• _PROVIDED MATERIAL_:
§
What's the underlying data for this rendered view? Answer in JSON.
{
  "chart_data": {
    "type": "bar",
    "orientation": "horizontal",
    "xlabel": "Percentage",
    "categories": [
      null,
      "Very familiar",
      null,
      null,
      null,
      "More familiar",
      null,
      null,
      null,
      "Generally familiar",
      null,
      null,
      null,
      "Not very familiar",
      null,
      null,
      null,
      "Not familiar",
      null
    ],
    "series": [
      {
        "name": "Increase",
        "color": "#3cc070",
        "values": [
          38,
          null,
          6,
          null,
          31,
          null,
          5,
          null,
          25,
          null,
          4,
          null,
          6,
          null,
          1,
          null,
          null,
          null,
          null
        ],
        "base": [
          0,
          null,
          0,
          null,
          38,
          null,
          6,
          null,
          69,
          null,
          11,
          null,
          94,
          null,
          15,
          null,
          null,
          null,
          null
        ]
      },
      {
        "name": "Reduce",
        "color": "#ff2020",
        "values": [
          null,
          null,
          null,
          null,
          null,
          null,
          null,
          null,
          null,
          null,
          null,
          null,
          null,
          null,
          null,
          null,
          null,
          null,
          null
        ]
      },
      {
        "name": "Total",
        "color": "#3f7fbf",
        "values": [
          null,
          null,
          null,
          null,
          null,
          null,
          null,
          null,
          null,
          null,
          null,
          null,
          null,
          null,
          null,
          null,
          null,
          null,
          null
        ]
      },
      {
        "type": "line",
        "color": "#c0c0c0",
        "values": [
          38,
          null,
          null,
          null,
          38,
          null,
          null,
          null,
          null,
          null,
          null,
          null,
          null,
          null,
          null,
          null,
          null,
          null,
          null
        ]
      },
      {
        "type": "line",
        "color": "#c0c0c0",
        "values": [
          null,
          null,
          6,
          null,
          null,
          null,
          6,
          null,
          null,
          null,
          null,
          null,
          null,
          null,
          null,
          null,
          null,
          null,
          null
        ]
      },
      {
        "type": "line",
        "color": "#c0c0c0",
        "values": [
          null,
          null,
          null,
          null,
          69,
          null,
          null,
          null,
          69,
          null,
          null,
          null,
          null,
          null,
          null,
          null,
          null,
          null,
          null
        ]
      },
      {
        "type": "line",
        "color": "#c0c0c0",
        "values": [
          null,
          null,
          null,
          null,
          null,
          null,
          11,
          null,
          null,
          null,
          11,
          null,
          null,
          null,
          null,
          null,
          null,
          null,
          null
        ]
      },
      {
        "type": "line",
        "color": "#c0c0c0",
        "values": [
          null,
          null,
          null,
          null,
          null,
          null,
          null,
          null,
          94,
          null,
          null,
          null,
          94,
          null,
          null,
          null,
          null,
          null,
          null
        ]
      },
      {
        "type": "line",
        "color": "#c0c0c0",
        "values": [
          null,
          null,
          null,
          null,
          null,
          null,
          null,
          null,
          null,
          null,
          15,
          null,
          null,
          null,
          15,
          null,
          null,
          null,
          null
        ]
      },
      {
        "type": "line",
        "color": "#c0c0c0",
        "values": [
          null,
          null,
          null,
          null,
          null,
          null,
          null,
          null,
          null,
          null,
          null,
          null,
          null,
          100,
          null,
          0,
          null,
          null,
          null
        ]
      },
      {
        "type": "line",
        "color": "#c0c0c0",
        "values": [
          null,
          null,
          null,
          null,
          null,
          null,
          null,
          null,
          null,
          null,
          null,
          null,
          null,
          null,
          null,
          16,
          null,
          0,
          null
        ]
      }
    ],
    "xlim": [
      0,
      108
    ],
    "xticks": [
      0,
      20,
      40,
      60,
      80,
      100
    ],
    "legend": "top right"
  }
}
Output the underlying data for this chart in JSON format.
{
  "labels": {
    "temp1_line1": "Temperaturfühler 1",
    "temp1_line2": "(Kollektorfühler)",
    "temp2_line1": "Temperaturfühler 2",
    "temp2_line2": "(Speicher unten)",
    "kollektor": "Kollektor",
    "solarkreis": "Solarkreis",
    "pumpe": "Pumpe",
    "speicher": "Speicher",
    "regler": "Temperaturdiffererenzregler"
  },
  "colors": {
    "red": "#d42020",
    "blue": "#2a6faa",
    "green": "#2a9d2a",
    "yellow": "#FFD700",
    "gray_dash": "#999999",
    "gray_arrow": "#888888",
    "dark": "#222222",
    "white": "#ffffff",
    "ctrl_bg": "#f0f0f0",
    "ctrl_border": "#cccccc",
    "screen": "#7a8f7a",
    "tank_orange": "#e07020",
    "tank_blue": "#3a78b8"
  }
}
§
• _WHAT IS NEEDED_: Return all of the data precisely as it appears.

• _RESULT_:
What's the underlying data for this rendered view? Answer in JSON.
{
  "chart_data": {
    "type": "bar",
    "orientation": "horizontal",
    "xlabel": "Percentage",
    "categories": [
      null,
      "Very familiar",
      null,
      null,
      null,
      "More familiar",
      null,
      null,
      null,
      "Generally familiar",
      null,
      null,
      null,
      "Not very familiar",
      null,
      null,
      null,
      "Not familiar",
      null
    ],
    "series": [
      {
        "name": "Increase",
        "color": "#3cc070",
        "values": [
          38,
          null,
          6,
          null,
          31,
          null,
          5,
          null,
          25,
          null,
          4,
          null,
          6,
          null,
          1,
          null,
          null,
          null,
          null
        ],
        "base": [
          0,
          null,
          0,
          null,
          38,
          null,
          6,
          null,
          69,
          null,
          11,
          null,
          94,
          null,
          15,
          null,
          null,
          null,
          null
        ]
      },
      {
        "name": "Reduce",
        "color": "#ff2020",
        "values": [
          null,
          null,
          null,
          null,
          null,
          null,
          null,
          null,
          null,
          null,
          null,
          null,
          null,
          null,
          null,
          null,
          null,
          null,
          null
        ]
      },
      {
        "name": "Total",
        "color": "#3f7fbf",
        "values": [
          null,
          null,
          null,
          null,
          null,
          null,
          null,
          null,
          null,
          null,
          null,
          null,
          null,
          null,
          null,
          null,
          null,
          null,
          null
        ]
      },
      {
        "type": "line",
        "color": "#c0c0c0",
        "values": [
          38,
          null,
          null,
          null,
          38,
          null,
          null,
          null,
          null,
          null,
          null,
          null,
          null,
          null,
          null,
          null,
          null,
          null,
          null
        ]
      },
      {
        "type": "line",
        "color": "#c0c0c0",
        "values": [
          null,
          null,
          6,
          null,
          null,
          null,
          6,
          null,
          null,
          null,
          null,
          null,
          null,
          null,
          null,
          null,
          null,
          null,
          null
        ]
      },
      {
        "type": "line",
        "color": "#c0c0c0",
        "values": [
          null,
          null,
          null,
          null,
          69,
          null,
          null,
          null,
          69,
          null,
          null,
          null,
          null,
          null,
          null,
          null,
          null,
          null,
          null
        ]
      },
      {
        "type": "line",
        "color": "#c0c0c0",
        "values": [
          null,
          null,
          null,
          null,
          null,
          null,
          11,
          null,
          null,
          null,
          11,
          null,
          null,
          null,
          null,
          null,
          null,
          null,
          null
        ]
      },
      {
        "type": "line",
        "color": "#c0c0c0",
        "values": [
          null,
          null,
          null,
          null,
          null,
          null,
          null,
          null,
          94,
          null,
          null,
          null,
          94,
          null,
          null,
          null,
          null,
          null,
          null
        ]
      },
      {
        "type": "line",
        "color": "#c0c0c0",
        "values": [
          null,
          null,
          null,
          null,
          null,
          null,
          null,
          null,
          null,
          null,
          15,
          null,
          null,
          null,
          15,
          null,
          null,
          null,
          null
        ]
      },
      {
        "type": "line",
        "color": "#c0c0c0",
        "values": [
          null,
          null,
          null,
          null,
          null,
          null,
          null,
          null,
          null,
          null,
          null,
          null,
          null,
          100,
          null,
          0,
          null,
          null,
          null
        ]
      },
      {
        "type": "line",
        "color": "#c0c0c0",
        "values": [
          null,
          null,
          null,
          null,
          null,
          null,
          null,
          null,
          null,
          null,
          null,
          null,
          null,
          null,
          null,
          16,
          null,
          0,
          null
        ]
      }
    ],
    "xlim": [
      0,
      108
    ],
    "xticks": [
      0,
      20,
      40,
      60,
      80,
      100
    ],
    "legend": "top right"
  }
}
Output the underlying data for this chart in JSON format.
{
  "labels": {
    "temp1_line1": "Temperaturfühler 1",
    "temp1_line2": "(Kollektorfühler)",
    "temp2_line1": "Temperaturfühler 2",
    "temp2_line2": "(Speicher unten)",
    "kollektor": "Kollektor",
    "solarkreis": "Solarkreis",
    "pumpe": "Pumpe",
    "speicher": "Speicher",
    "regler": "Temperaturdiffererenzregler"
  },
  "colors": {
    "red": "#d42020",
    "blue": "#2a6faa",
    "green": "#2a9d2a",
    "yellow": "#FFD700",
    "gray_dash": "#999999",
    "gray_arrow": "#888888",
    "dark": "#222222",
    "white": "#ffffff",
    "ctrl_bg": "#f0f0f0",
    "ctrl_border": "#cccccc",
    "screen": "#7a8f7a",
    "tank_orange": "#e07020",
    "tank_blue": "#3a78b8"
  }
}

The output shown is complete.